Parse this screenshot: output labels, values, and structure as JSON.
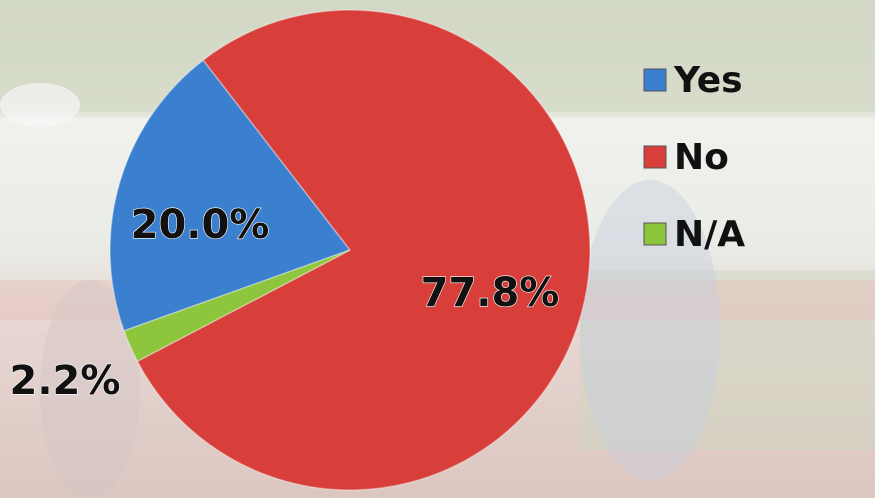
{
  "chart_data": {
    "type": "pie",
    "categories": [
      "Yes",
      "No",
      "N/A"
    ],
    "values": [
      20.0,
      77.8,
      2.2
    ],
    "value_labels": [
      "20.0%",
      "77.8%",
      "2.2%"
    ],
    "colors": [
      "#3b7fcf",
      "#d83f3b",
      "#8dc63c"
    ],
    "legend": "right"
  }
}
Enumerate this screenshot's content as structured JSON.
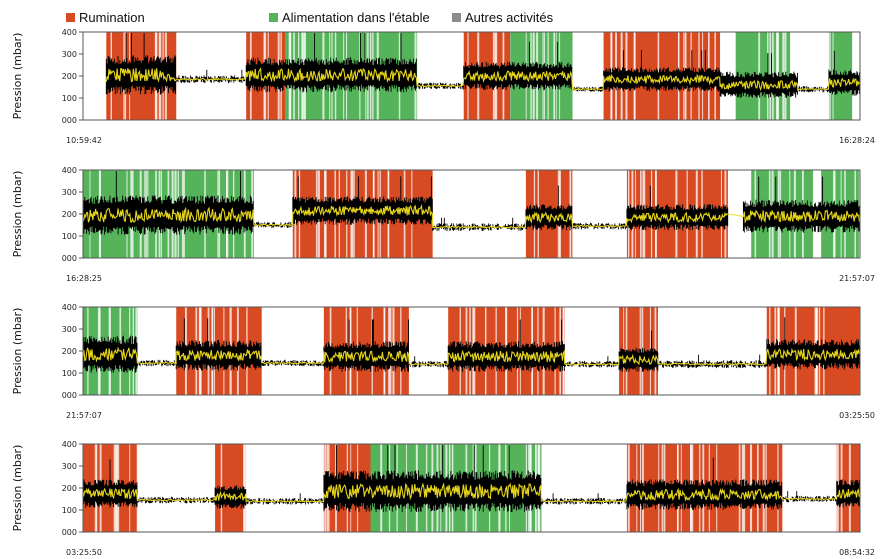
{
  "colors": {
    "rumination": "#d84a22",
    "feeding": "#55b35a",
    "other": "#8c8c8c",
    "signal": "#000000",
    "mean": "#f2e21c",
    "frame": "#555555",
    "stripe": "#ffffff"
  },
  "legend": [
    {
      "label": "Rumination",
      "color": "#d84a22"
    },
    {
      "label": "Alimentation dans l'étable",
      "color": "#55b35a"
    },
    {
      "label": "Autres activités",
      "color": "#8c8c8c"
    }
  ],
  "chart_data": [
    {
      "type": "line",
      "ylabel": "Pression (mbar)",
      "ylim": [
        0,
        400
      ],
      "yticks": [
        "000",
        "100",
        "200",
        "300",
        "400"
      ],
      "x_start": "10:59:42",
      "x_end": "16:28:24",
      "intervals": [
        {
          "activity": "rumination",
          "start": 0.03,
          "end": 0.12
        },
        {
          "activity": "rumination",
          "start": 0.21,
          "end": 0.26
        },
        {
          "activity": "feeding",
          "start": 0.26,
          "end": 0.43
        },
        {
          "activity": "rumination",
          "start": 0.49,
          "end": 0.55
        },
        {
          "activity": "feeding",
          "start": 0.55,
          "end": 0.63
        },
        {
          "activity": "rumination",
          "start": 0.67,
          "end": 0.82
        },
        {
          "activity": "feeding",
          "start": 0.84,
          "end": 0.91
        },
        {
          "activity": "feeding",
          "start": 0.96,
          "end": 0.99
        }
      ],
      "segments": [
        {
          "kind": "active",
          "start": 0.03,
          "end": 0.12,
          "mean": 205,
          "spread": 90
        },
        {
          "kind": "quiet",
          "start": 0.12,
          "end": 0.21,
          "mean": 185,
          "spread": 18
        },
        {
          "kind": "active",
          "start": 0.21,
          "end": 0.43,
          "mean": 205,
          "spread": 80
        },
        {
          "kind": "quiet",
          "start": 0.43,
          "end": 0.49,
          "mean": 155,
          "spread": 15
        },
        {
          "kind": "active",
          "start": 0.49,
          "end": 0.63,
          "mean": 200,
          "spread": 65
        },
        {
          "kind": "quiet",
          "start": 0.63,
          "end": 0.67,
          "mean": 140,
          "spread": 12
        },
        {
          "kind": "active",
          "start": 0.67,
          "end": 0.82,
          "mean": 185,
          "spread": 55
        },
        {
          "kind": "active",
          "start": 0.82,
          "end": 0.92,
          "mean": 160,
          "spread": 60
        },
        {
          "kind": "quiet",
          "start": 0.92,
          "end": 0.96,
          "mean": 140,
          "spread": 15
        },
        {
          "kind": "active",
          "start": 0.96,
          "end": 1.0,
          "mean": 170,
          "spread": 60
        }
      ]
    },
    {
      "type": "line",
      "ylabel": "Pression (mbar)",
      "ylim": [
        0,
        400
      ],
      "yticks": [
        "000",
        "100",
        "200",
        "300",
        "400"
      ],
      "x_start": "16:28:25",
      "x_end": "21:57:07",
      "intervals": [
        {
          "activity": "feeding",
          "start": 0.0,
          "end": 0.22
        },
        {
          "activity": "rumination",
          "start": 0.27,
          "end": 0.45
        },
        {
          "activity": "rumination",
          "start": 0.57,
          "end": 0.63
        },
        {
          "activity": "rumination",
          "start": 0.7,
          "end": 0.83
        },
        {
          "activity": "feeding",
          "start": 0.86,
          "end": 0.94
        },
        {
          "activity": "feeding",
          "start": 0.95,
          "end": 1.0
        }
      ],
      "segments": [
        {
          "kind": "active",
          "start": 0.0,
          "end": 0.22,
          "mean": 195,
          "spread": 90
        },
        {
          "kind": "quiet",
          "start": 0.22,
          "end": 0.27,
          "mean": 150,
          "spread": 15
        },
        {
          "kind": "active",
          "start": 0.27,
          "end": 0.45,
          "mean": 215,
          "spread": 65
        },
        {
          "kind": "quiet",
          "start": 0.45,
          "end": 0.57,
          "mean": 140,
          "spread": 18
        },
        {
          "kind": "active",
          "start": 0.57,
          "end": 0.63,
          "mean": 185,
          "spread": 60
        },
        {
          "kind": "quiet",
          "start": 0.63,
          "end": 0.7,
          "mean": 145,
          "spread": 15
        },
        {
          "kind": "active",
          "start": 0.7,
          "end": 0.83,
          "mean": 185,
          "spread": 60
        },
        {
          "kind": "active",
          "start": 0.85,
          "end": 1.0,
          "mean": 190,
          "spread": 75
        }
      ]
    },
    {
      "type": "line",
      "ylabel": "Pression (mbar)",
      "ylim": [
        0,
        400
      ],
      "yticks": [
        "000",
        "100",
        "200",
        "300",
        "400"
      ],
      "x_start": "21:57:07",
      "x_end": "03:25:50",
      "intervals": [
        {
          "activity": "feeding",
          "start": 0.0,
          "end": 0.07
        },
        {
          "activity": "rumination",
          "start": 0.12,
          "end": 0.23
        },
        {
          "activity": "rumination",
          "start": 0.31,
          "end": 0.42
        },
        {
          "activity": "rumination",
          "start": 0.47,
          "end": 0.62
        },
        {
          "activity": "rumination",
          "start": 0.69,
          "end": 0.74
        },
        {
          "activity": "rumination",
          "start": 0.88,
          "end": 1.0
        }
      ],
      "segments": [
        {
          "kind": "active",
          "start": 0.0,
          "end": 0.07,
          "mean": 185,
          "spread": 85
        },
        {
          "kind": "quiet",
          "start": 0.07,
          "end": 0.12,
          "mean": 145,
          "spread": 15
        },
        {
          "kind": "active",
          "start": 0.12,
          "end": 0.23,
          "mean": 180,
          "spread": 70
        },
        {
          "kind": "quiet",
          "start": 0.23,
          "end": 0.31,
          "mean": 145,
          "spread": 15
        },
        {
          "kind": "active",
          "start": 0.31,
          "end": 0.42,
          "mean": 175,
          "spread": 70
        },
        {
          "kind": "quiet",
          "start": 0.42,
          "end": 0.47,
          "mean": 140,
          "spread": 15
        },
        {
          "kind": "active",
          "start": 0.47,
          "end": 0.62,
          "mean": 175,
          "spread": 70
        },
        {
          "kind": "quiet",
          "start": 0.62,
          "end": 0.69,
          "mean": 140,
          "spread": 15
        },
        {
          "kind": "active",
          "start": 0.69,
          "end": 0.74,
          "mean": 160,
          "spread": 55
        },
        {
          "kind": "quiet",
          "start": 0.74,
          "end": 0.88,
          "mean": 140,
          "spread": 18
        },
        {
          "kind": "active",
          "start": 0.88,
          "end": 1.0,
          "mean": 185,
          "spread": 70
        }
      ]
    },
    {
      "type": "line",
      "ylabel": "Pression (mbar)",
      "ylim": [
        0,
        400
      ],
      "yticks": [
        "000",
        "100",
        "200",
        "300",
        "400"
      ],
      "x_start": "03:25:50",
      "x_end": "08:54:32",
      "intervals": [
        {
          "activity": "rumination",
          "start": 0.0,
          "end": 0.07
        },
        {
          "activity": "rumination",
          "start": 0.17,
          "end": 0.21
        },
        {
          "activity": "rumination",
          "start": 0.31,
          "end": 0.37
        },
        {
          "activity": "feeding",
          "start": 0.37,
          "end": 0.59
        },
        {
          "activity": "rumination",
          "start": 0.7,
          "end": 0.9
        },
        {
          "activity": "rumination",
          "start": 0.97,
          "end": 1.0
        }
      ],
      "segments": [
        {
          "kind": "active",
          "start": 0.0,
          "end": 0.07,
          "mean": 175,
          "spread": 65
        },
        {
          "kind": "quiet",
          "start": 0.07,
          "end": 0.17,
          "mean": 145,
          "spread": 15
        },
        {
          "kind": "active",
          "start": 0.17,
          "end": 0.21,
          "mean": 160,
          "spread": 55
        },
        {
          "kind": "quiet",
          "start": 0.21,
          "end": 0.31,
          "mean": 140,
          "spread": 15
        },
        {
          "kind": "active",
          "start": 0.31,
          "end": 0.59,
          "mean": 185,
          "spread": 95
        },
        {
          "kind": "quiet",
          "start": 0.59,
          "end": 0.7,
          "mean": 140,
          "spread": 15
        },
        {
          "kind": "active",
          "start": 0.7,
          "end": 0.9,
          "mean": 170,
          "spread": 70
        },
        {
          "kind": "quiet",
          "start": 0.9,
          "end": 0.97,
          "mean": 150,
          "spread": 15
        },
        {
          "kind": "active",
          "start": 0.97,
          "end": 1.0,
          "mean": 175,
          "spread": 65
        }
      ]
    }
  ]
}
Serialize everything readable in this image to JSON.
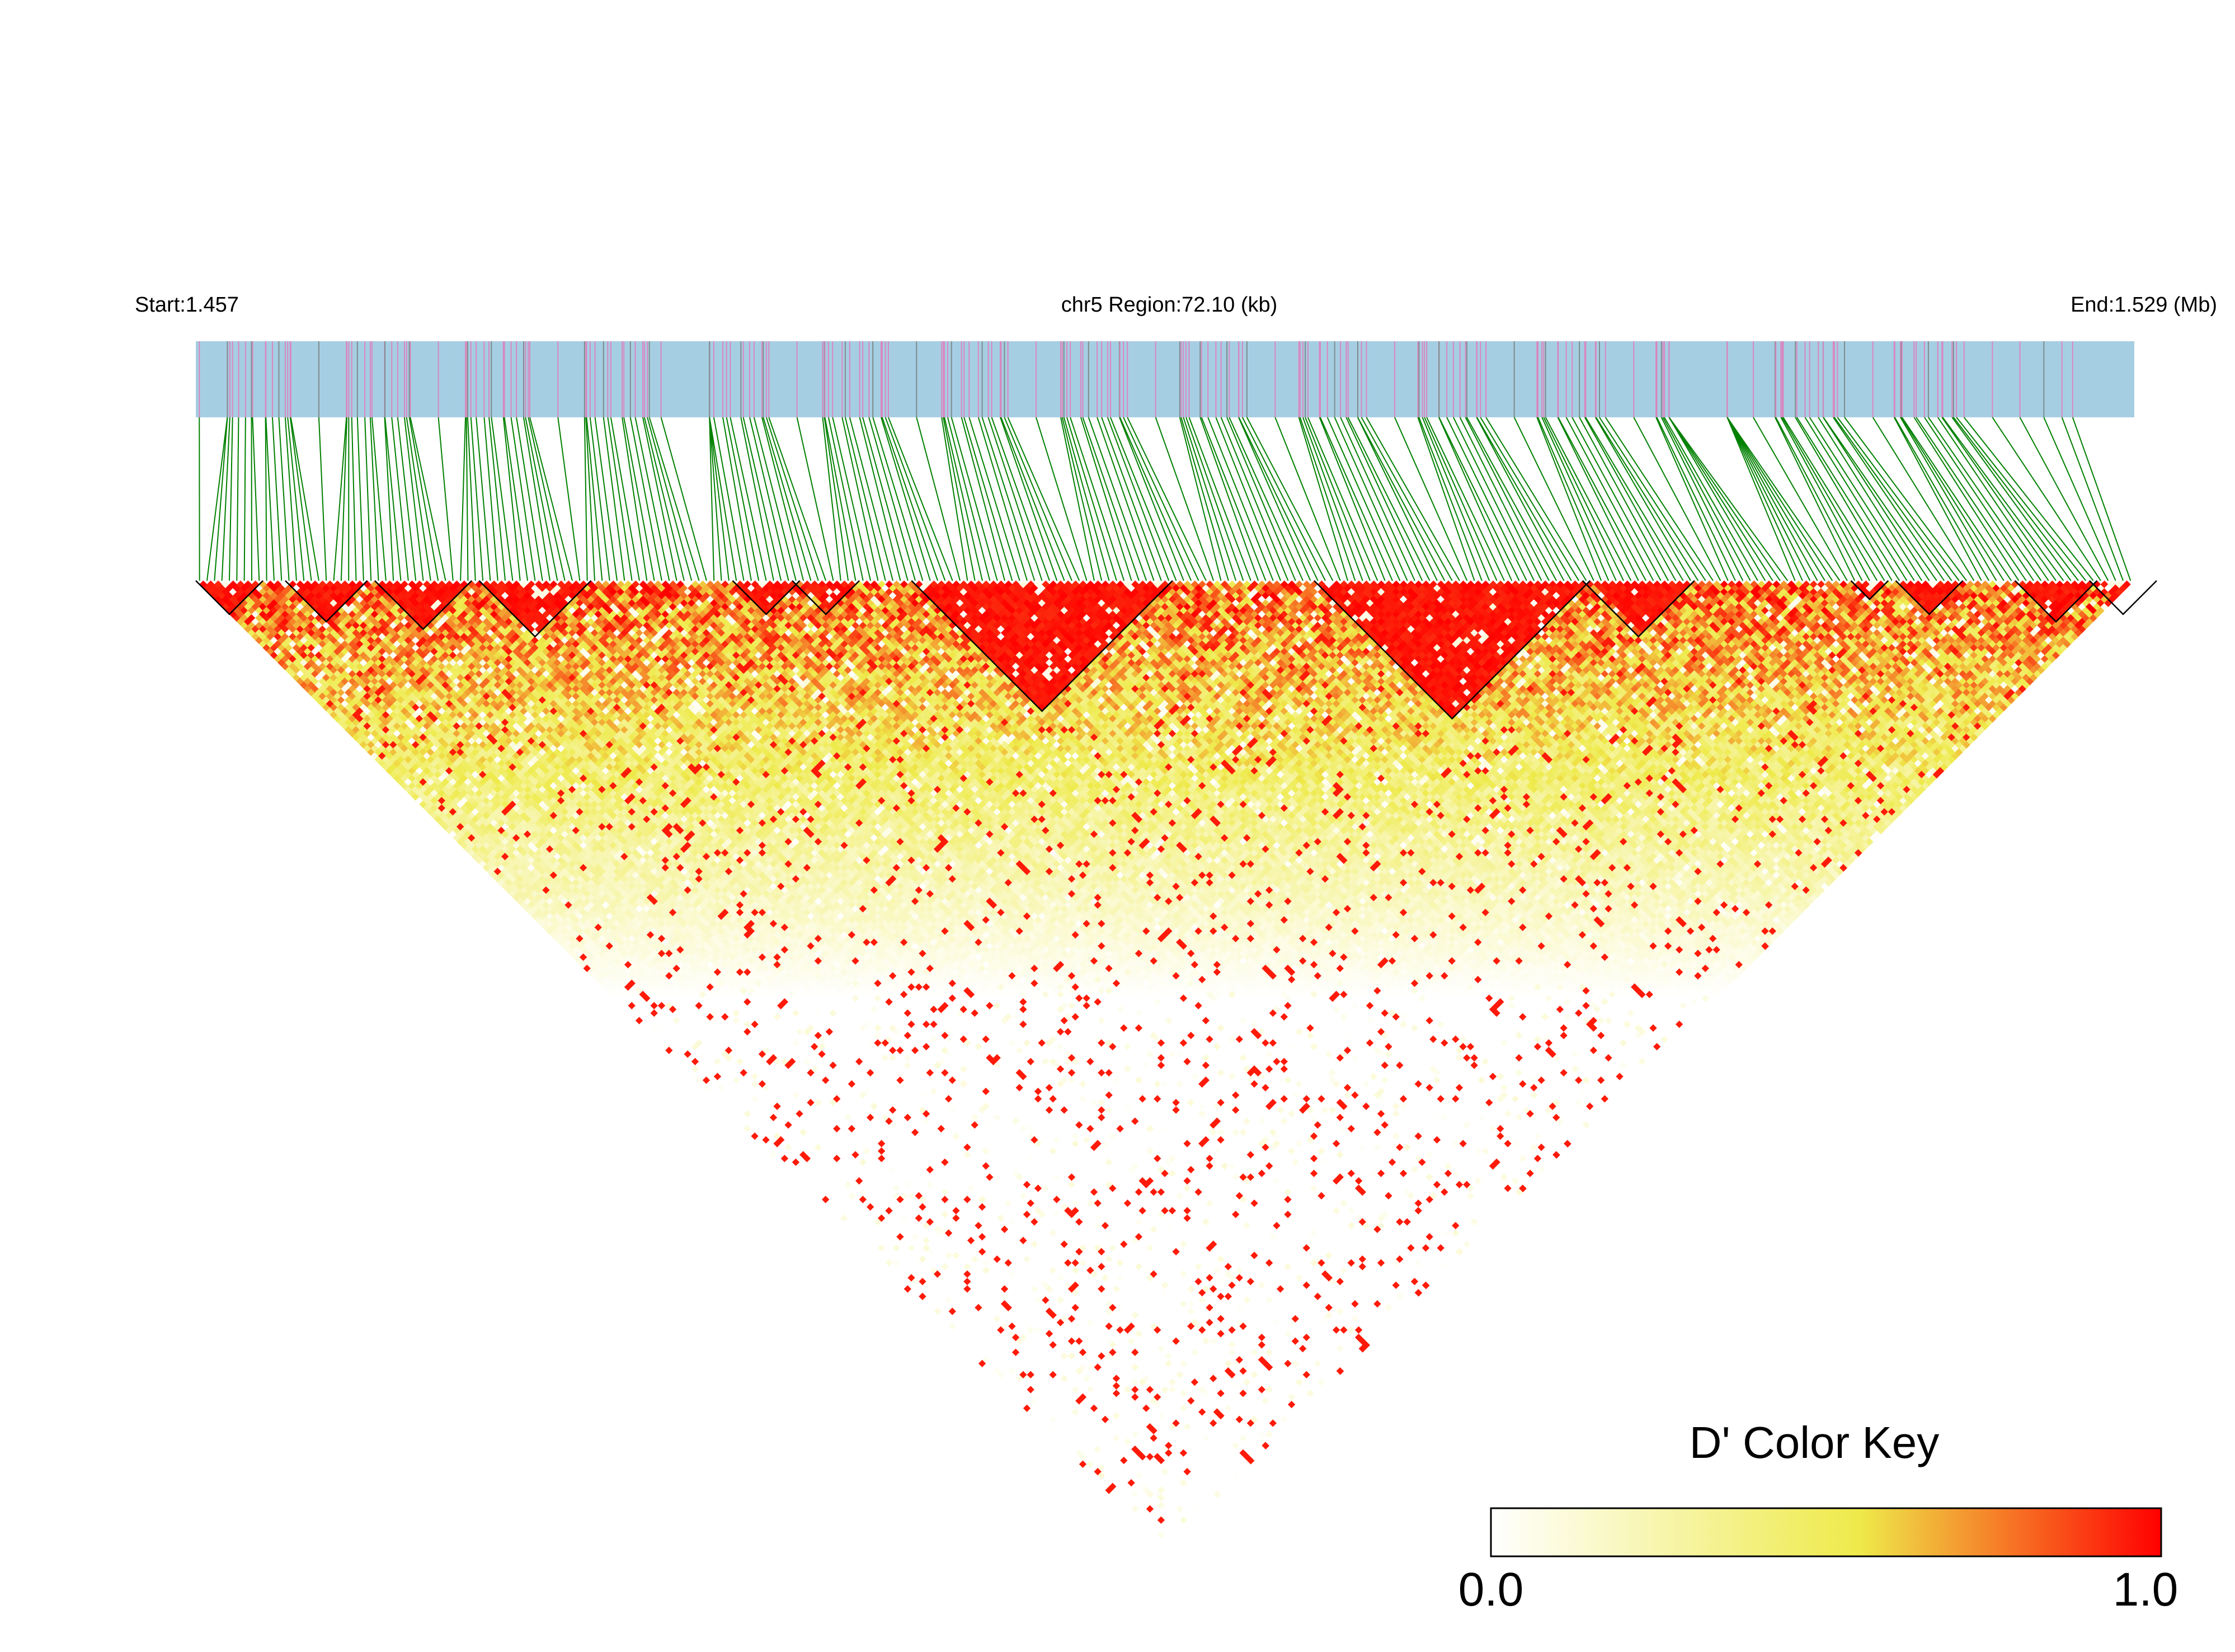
{
  "chart_data": {
    "type": "heatmap",
    "title": "",
    "header": {
      "start_label": "Start:1.457",
      "region_label": "chr5 Region:72.10 (kb)",
      "end_label": "End:1.529 (Mb)"
    },
    "region": {
      "chromosome": "chr5",
      "start_mb": 1.457,
      "end_mb": 1.529,
      "length_kb": 72.1
    },
    "colors": {
      "snp_bar_fill": "#a6cee3",
      "snp_tick_pink": "#d987c0",
      "snp_tick_gray": "#7f8c8d",
      "connector_line": "#008000",
      "block_outline": "#000000",
      "scale_low": "#ffffff",
      "scale_mid": "#eeea4a",
      "scale_high": "#ff0000"
    },
    "heatmap": {
      "value_metric": "D'",
      "value_range": [
        0.0,
        1.0
      ],
      "approx_snp_count": 260,
      "ld_blocks_snp_index_ranges": [
        [
          0,
          8
        ],
        [
          12,
          22
        ],
        [
          24,
          36
        ],
        [
          38,
          52
        ],
        [
          72,
          80
        ],
        [
          80,
          88
        ],
        [
          96,
          130
        ],
        [
          150,
          186
        ],
        [
          186,
          200
        ],
        [
          222,
          226
        ],
        [
          228,
          236
        ],
        [
          244,
          254
        ],
        [
          254,
          262
        ]
      ]
    },
    "color_key": {
      "title": "D' Color Key",
      "min_label": "0.0",
      "max_label": "1.0",
      "range": [
        0.0,
        1.0
      ]
    }
  }
}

**PROMPT:** Look through the records and gather each line with the word "values".

**OUTPUT OF THE EXERCISE:**
Parse this screenshot: output labels, values, and structure as JSON.
    "values": [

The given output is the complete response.